BRANO ESTRATTO:
——
Nei miei tanti anni di militanza nel settore della birra artigianale, spesso mi è capitato di ascoltare l’opinione di chi trova analogie tra il nostro mondo e quello della musica. E in effetti non è raro imbattersi in punti d’incontro tra le due realtà: dai birrifici che chiamano le loro produzioni ispirandosi agli stili musicali fino ai gruppi rock che lanciano le loro birre ufficiali. In tempi recenti sono stati addirittura proposti abbinamenti tra birra e musica, fenomeno che ha generato persino blog dedicati ed etichette birrarie con consigli all’ascolto. Rientra in questa curiosa fattispecie il libro A suon di pinte di Luca Modica, che ho cominciato a leggere giusto ieri e che mi ha già solleticato qualche riflessione.

Il primo abbinamento proposto dal libro è tra Clash (in particolare l’album Sandinista!) e Punk Ipa di Brewdog. L’accostamento può sembrare più banale di quanto in realtà non sia, perché l’autore non si è limitato ad affiancare un gruppo punk a una birra che porta il nome del medesimo stile musicale, ma è andato oltre. Non essendo io un profondo conoscitore dei Clash, in particolare mi ha colpito il passaggio in cui si sottolinea come la band inglese venne tacciata di essere diventata ben presto commerciale, riuscendo tuttavia a imporre uno stile unico e facilmente identificabile. E l’analogia con Brewdog e la sua birra di punta è clamorosamente calzante: la Punk Ipa ha convertito alla birra craft migliaia di giovani bevitori ridefinendo uno stile, ma è anche stata oggetto di critiche per il suo costante “imbarbarimento”, cresciuto di pari passo con l’ascesa del birrificio scozzese.

In questo interessante paragone c’è un concetto che merita attenzione: quello di “commerciale”. Ovviamente mi riferisco all’accezione negativa del termine, che indica un prodotto di scarso valore artistico e di alto valore economico, spesso rappresentante il frutto di un processo di impoverimento etico e artistico. Il vocabolario della Treccani spiega il significato del termine in questo modo:

In senso più spreg., di opera dell’ingegno prodotta o realizzata soprattutto a fini di diffusione e di guadagno, priva perciò di pregi intrinseci e di qualità artistiche o di valore scientifico: un libro, un dipinto, un film c.; un’enciclopedia molto commerciale.
——
CONSEGNA 1:
Riporta testualmente il passo del brano su birra e musica che si apre con le parole contenenti "In senso più" e si chiude con "un’enciclopedia molto commerciale.".
CONSEGNA 2:
Nel brano su birra e musica, perché l'abbinamento tra i Clash e la Punk Ipa è meno banale di quanto possa sembrare? Spiegalo in una, due o tre frasi.
CONSEGNA 3:
Rispondi alle domande sul brano su birra e musica, una per riga, contrassegnando le risposte con le stesse lettere.
(a) Quale album dei Clash viene citato in particolare?
(b) Di quale birrificio è la Punk Ipa?
(c) Quale vocabolario viene riportato per il significato di "commerciale"?

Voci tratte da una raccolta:
——
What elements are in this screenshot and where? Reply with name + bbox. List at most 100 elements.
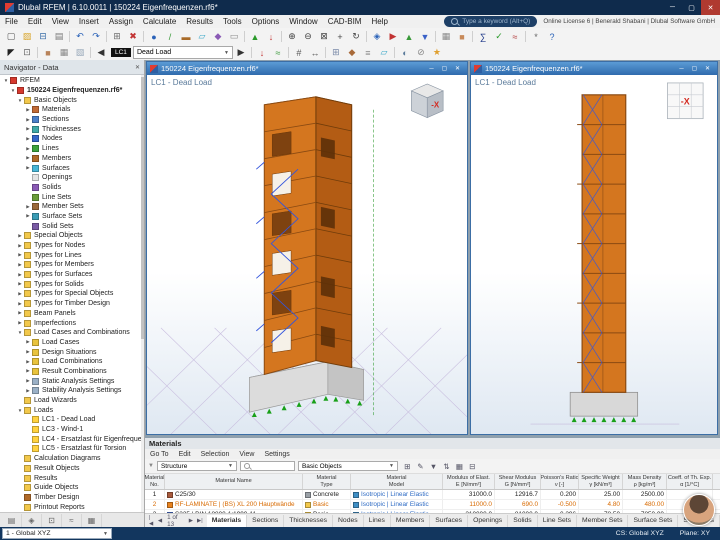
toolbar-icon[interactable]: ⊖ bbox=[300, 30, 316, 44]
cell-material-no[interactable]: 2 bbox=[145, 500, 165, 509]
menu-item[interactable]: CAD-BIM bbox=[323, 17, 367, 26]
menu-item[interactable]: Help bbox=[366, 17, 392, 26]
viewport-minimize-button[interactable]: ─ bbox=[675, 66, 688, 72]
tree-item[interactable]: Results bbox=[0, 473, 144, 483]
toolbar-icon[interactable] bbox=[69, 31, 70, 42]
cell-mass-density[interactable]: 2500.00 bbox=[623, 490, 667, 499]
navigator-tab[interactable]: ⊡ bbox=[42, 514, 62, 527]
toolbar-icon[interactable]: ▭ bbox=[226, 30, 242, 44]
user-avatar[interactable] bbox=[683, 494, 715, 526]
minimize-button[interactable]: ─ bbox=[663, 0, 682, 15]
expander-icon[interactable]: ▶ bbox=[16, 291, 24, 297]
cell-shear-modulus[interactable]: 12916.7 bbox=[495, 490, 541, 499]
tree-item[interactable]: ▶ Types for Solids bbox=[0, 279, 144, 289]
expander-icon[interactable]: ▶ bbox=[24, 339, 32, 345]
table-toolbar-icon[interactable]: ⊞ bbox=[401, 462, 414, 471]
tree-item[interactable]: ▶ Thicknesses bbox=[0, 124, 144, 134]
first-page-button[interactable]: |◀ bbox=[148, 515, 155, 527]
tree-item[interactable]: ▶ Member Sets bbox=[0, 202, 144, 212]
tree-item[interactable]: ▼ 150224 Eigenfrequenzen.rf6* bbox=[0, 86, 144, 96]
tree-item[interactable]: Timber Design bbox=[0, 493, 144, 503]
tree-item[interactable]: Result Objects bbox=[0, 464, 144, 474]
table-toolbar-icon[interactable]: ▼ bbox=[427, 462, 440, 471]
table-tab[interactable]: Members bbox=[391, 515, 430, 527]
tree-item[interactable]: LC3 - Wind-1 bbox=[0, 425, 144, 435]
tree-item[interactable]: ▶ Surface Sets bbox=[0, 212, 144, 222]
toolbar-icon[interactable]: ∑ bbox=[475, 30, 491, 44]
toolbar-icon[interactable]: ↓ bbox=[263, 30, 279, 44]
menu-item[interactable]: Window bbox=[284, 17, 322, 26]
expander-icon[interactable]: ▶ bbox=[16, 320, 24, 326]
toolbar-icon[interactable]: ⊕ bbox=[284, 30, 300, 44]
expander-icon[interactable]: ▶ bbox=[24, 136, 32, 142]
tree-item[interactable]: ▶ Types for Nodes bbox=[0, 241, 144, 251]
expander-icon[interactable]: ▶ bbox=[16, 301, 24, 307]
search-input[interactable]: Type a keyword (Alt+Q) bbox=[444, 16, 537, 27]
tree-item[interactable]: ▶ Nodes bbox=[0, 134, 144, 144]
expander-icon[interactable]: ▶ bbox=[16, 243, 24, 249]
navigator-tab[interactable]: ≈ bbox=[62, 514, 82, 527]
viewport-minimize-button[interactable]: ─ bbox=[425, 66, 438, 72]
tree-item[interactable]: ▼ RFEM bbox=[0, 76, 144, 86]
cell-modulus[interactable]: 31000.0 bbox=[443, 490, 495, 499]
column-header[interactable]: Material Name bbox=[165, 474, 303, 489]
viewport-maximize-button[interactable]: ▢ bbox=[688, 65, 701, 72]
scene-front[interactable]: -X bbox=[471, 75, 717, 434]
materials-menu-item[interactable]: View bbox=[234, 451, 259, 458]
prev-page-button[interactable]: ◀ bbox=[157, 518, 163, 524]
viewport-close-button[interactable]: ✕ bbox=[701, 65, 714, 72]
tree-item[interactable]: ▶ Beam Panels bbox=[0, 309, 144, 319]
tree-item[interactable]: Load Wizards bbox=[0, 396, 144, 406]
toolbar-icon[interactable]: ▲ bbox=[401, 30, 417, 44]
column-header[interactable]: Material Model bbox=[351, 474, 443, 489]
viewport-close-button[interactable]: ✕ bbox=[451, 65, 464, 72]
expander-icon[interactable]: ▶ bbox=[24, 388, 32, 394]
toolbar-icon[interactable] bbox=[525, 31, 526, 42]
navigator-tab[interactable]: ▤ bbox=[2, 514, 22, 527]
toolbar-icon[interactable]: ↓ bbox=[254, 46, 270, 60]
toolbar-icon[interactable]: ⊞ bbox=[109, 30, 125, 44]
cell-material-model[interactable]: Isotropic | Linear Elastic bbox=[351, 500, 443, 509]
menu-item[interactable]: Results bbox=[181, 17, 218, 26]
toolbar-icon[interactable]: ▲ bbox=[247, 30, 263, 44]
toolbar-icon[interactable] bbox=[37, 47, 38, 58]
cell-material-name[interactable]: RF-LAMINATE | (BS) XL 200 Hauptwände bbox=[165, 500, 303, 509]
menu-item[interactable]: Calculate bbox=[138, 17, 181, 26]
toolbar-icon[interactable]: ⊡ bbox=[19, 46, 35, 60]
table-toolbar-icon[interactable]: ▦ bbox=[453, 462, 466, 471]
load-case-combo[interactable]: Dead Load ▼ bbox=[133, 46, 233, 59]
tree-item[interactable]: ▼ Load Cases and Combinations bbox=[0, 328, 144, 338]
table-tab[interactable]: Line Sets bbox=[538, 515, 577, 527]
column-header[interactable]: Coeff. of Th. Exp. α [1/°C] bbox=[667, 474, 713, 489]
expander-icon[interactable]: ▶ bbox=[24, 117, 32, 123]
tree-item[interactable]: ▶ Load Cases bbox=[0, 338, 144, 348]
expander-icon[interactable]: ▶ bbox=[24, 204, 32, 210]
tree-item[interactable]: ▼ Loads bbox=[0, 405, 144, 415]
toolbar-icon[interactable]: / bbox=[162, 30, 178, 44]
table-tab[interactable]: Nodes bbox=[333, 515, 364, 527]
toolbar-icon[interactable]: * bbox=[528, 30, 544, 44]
——
RISPOSTA 1:
In senso più spreg., di opera dell’ingegno prodotta o realizzata soprattutto a fini di diffusione e di guadagno, priva perciò di pregi intrinseci e di qualità artistiche o di valore scientifico: un libro, un dipinto, un film c.; un’enciclopedia molto commerciale.

RISPOSTA 2:
L'autore del libro non si è limitato ad affiancare un gruppo punk a una birra che porta il nome dello stesso stile musicale, ma è andato oltre.

RISPOSTA 3:
(a) Sandinista!
(b) Di Brewdog, un birrificio scozzese.
(c) Il vocabolario della Treccani.